Exercise material:
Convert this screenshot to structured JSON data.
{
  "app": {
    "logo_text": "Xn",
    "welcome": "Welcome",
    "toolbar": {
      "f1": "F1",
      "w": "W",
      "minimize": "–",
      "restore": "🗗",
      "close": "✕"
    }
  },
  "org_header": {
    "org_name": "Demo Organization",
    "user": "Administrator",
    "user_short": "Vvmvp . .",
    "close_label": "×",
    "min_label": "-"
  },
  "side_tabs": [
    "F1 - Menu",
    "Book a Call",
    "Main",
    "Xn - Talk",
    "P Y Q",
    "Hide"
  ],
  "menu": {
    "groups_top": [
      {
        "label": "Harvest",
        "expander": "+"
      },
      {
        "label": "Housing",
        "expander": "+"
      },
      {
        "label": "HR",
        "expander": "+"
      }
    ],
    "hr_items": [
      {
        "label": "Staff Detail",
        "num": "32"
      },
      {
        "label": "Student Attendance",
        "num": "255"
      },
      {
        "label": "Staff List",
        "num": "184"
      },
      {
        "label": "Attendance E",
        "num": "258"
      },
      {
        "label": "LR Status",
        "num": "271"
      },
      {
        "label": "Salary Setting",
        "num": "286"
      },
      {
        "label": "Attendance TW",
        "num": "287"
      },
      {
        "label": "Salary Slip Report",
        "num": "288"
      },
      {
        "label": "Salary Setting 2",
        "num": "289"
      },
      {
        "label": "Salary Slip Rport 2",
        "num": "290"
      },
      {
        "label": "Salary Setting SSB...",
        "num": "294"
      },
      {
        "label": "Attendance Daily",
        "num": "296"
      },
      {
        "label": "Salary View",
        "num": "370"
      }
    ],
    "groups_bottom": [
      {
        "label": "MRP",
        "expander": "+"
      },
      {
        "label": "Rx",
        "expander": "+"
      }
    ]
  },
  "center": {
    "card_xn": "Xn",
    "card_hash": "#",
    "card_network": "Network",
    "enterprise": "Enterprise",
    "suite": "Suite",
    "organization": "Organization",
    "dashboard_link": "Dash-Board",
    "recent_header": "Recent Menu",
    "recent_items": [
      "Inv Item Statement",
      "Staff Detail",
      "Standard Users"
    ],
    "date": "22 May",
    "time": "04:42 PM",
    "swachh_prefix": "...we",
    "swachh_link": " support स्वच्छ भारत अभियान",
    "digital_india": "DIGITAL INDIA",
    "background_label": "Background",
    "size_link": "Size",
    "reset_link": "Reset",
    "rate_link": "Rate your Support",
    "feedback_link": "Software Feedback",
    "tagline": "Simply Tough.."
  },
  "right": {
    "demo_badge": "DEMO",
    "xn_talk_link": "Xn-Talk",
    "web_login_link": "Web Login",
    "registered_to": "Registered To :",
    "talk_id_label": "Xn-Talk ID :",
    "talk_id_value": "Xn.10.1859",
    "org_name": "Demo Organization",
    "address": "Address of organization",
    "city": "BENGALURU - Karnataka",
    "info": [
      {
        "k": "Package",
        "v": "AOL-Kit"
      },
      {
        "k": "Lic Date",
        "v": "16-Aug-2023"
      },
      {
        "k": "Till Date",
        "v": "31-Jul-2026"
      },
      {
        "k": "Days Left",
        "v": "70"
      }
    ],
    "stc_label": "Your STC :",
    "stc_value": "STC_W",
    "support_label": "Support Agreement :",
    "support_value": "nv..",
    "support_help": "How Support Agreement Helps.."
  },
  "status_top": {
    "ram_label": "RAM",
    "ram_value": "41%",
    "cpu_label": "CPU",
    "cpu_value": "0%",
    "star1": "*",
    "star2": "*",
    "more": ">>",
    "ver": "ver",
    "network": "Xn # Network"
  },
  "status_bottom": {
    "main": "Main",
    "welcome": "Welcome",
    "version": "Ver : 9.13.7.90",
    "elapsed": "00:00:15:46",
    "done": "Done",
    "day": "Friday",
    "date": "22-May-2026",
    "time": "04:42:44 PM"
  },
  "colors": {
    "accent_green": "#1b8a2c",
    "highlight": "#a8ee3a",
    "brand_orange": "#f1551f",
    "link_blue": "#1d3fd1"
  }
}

--

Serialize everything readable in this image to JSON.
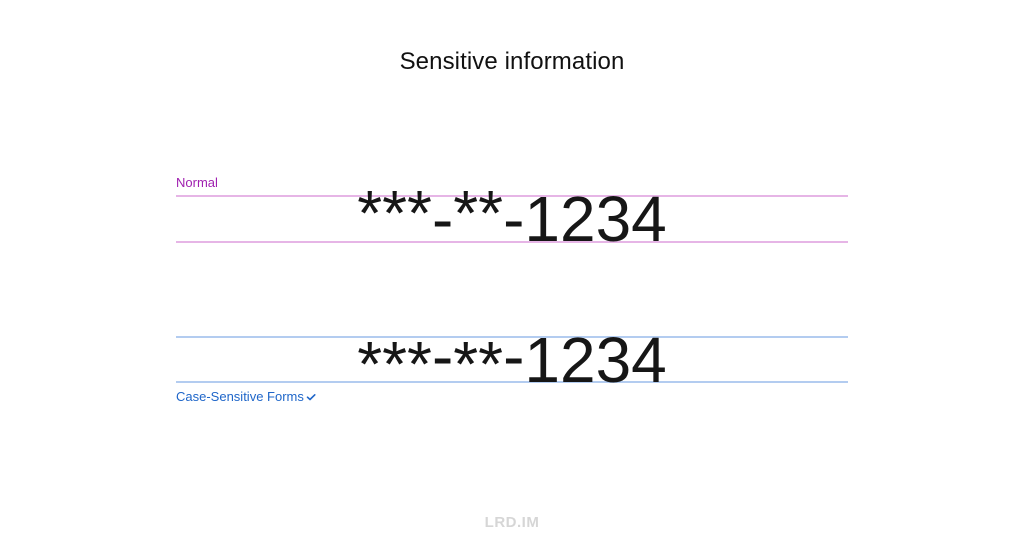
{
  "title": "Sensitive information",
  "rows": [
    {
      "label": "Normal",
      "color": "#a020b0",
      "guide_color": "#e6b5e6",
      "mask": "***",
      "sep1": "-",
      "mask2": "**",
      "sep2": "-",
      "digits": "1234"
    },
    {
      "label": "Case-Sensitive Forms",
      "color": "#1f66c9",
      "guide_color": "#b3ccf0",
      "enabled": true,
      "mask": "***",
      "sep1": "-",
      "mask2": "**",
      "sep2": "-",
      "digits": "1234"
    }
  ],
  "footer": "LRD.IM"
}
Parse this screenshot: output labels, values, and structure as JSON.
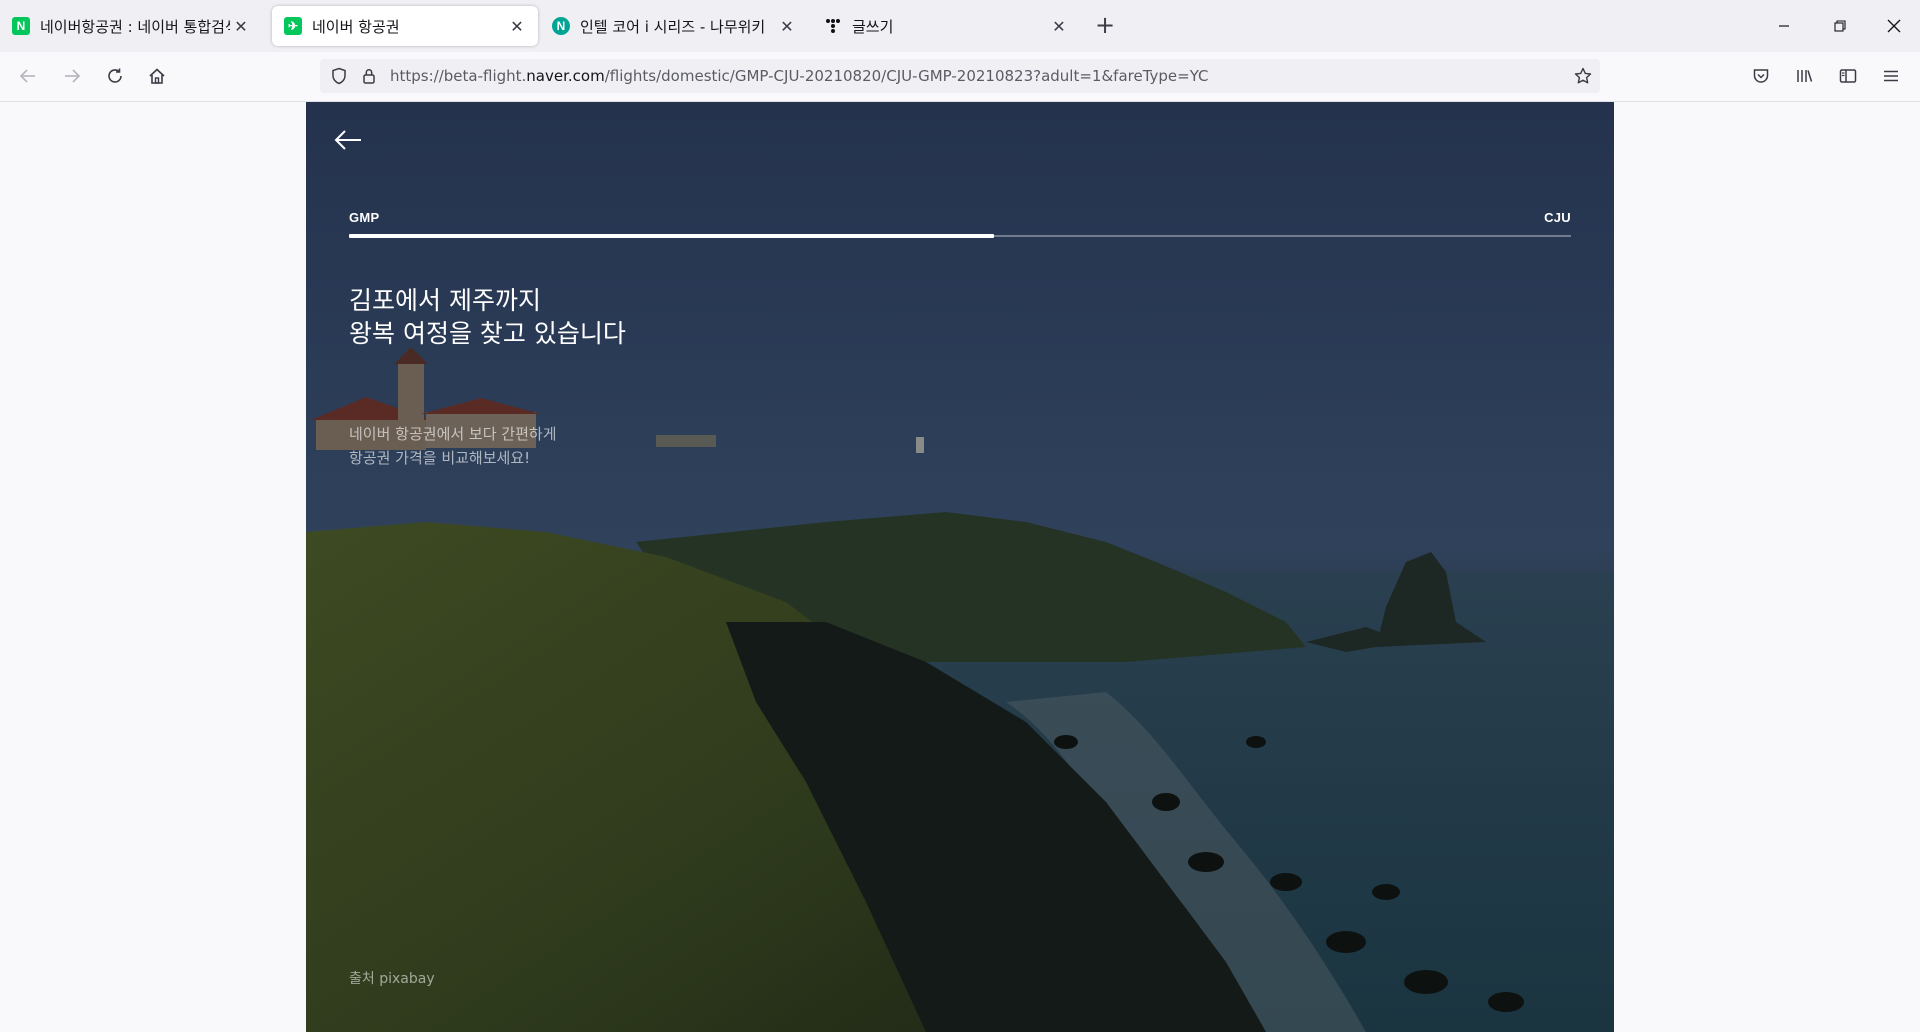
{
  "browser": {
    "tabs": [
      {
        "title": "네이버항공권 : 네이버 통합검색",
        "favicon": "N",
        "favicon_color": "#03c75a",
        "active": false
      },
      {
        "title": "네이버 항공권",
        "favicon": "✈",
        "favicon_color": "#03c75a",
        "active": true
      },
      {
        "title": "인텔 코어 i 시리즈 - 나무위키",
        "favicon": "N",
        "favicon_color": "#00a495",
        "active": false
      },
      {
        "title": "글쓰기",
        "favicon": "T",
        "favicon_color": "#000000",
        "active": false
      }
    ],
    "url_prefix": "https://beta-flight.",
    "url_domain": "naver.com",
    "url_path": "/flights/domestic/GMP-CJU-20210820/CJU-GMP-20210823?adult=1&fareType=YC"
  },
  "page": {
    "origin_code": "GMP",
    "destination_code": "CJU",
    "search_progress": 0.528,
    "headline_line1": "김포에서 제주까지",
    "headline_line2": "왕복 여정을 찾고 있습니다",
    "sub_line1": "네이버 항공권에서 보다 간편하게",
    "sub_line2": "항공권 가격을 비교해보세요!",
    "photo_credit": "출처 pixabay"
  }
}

Given instruction: Count how many lines hold the string "Salary" and give that number alone.

Exercise answer: 6